> _Data extract_:
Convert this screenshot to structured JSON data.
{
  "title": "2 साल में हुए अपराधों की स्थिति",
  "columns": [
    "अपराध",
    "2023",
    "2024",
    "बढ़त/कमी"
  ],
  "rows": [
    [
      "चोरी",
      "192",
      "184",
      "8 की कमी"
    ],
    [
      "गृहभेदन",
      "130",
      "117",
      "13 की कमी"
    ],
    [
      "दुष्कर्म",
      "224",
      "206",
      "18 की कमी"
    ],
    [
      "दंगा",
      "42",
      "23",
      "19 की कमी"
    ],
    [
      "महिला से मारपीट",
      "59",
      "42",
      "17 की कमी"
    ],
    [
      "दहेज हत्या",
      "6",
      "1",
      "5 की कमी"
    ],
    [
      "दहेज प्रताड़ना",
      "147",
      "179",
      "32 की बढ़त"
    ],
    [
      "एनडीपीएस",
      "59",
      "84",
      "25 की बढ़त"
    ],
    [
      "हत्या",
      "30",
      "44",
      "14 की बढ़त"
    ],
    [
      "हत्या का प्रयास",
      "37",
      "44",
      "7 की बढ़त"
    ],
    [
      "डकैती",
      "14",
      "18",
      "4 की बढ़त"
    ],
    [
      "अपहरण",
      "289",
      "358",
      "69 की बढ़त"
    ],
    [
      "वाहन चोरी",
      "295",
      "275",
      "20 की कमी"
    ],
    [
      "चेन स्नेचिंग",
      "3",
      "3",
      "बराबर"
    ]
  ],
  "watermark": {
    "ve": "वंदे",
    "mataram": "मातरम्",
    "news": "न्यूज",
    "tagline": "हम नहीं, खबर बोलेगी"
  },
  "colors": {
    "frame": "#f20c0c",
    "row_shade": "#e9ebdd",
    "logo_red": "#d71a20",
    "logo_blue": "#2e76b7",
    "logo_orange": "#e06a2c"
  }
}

> _Task details_:
Please reproduce each record precisely as written.

> _Written answer_:
Convert this screenshot to structured JSON data.
{
  "title": "2 साल में हुए अपराधों की स्थिति",
  "columns": [
    "अपराध",
    "2023",
    "2024",
    "बढ़त/कमी"
  ],
  "rows": [
    [
      "चोरी",
      "192",
      "184",
      "8 की कमी"
    ],
    [
      "गृहभेदन",
      "130",
      "117",
      "13 की कमी"
    ],
    [
      "दुष्कर्म",
      "224",
      "206",
      "18 की कमी"
    ],
    [
      "दंगा",
      "42",
      "23",
      "19 की कमी"
    ],
    [
      "महिला से मारपीट",
      "59",
      "42",
      "17 की कमी"
    ],
    [
      "दहेज हत्या",
      "6",
      "1",
      "5 की कमी"
    ],
    [
      "दहेज प्रताड़ना",
      "147",
      "179",
      "32 की बढ़त"
    ],
    [
      "एनडीपीएस",
      "59",
      "84",
      "25 की बढ़त"
    ],
    [
      "हत्या",
      "30",
      "44",
      "14 की बढ़त"
    ],
    [
      "हत्या का प्रयास",
      "37",
      "44",
      "7 की बढ़त"
    ],
    [
      "डकैती",
      "14",
      "18",
      "4 की बढ़त"
    ],
    [
      "अपहरण",
      "289",
      "358",
      "69 की बढ़त"
    ],
    [
      "वाहन चोरी",
      "295",
      "275",
      "20 की कमी"
    ],
    [
      "चेन स्नेचिंग",
      "3",
      "3",
      "बराबर"
    ]
  ],
  "watermark": {
    "ve": "वंदे",
    "mataram": "मातरम्",
    "news": "न्यूज",
    "tagline": "हम नहीं, खबर बोलेगी"
  },
  "colors": {
    "frame": "#f20c0c",
    "row_shade": "#e9ebdd",
    "logo_red": "#d71a20",
    "logo_blue": "#2e76b7",
    "logo_orange": "#e06a2c"
  }
}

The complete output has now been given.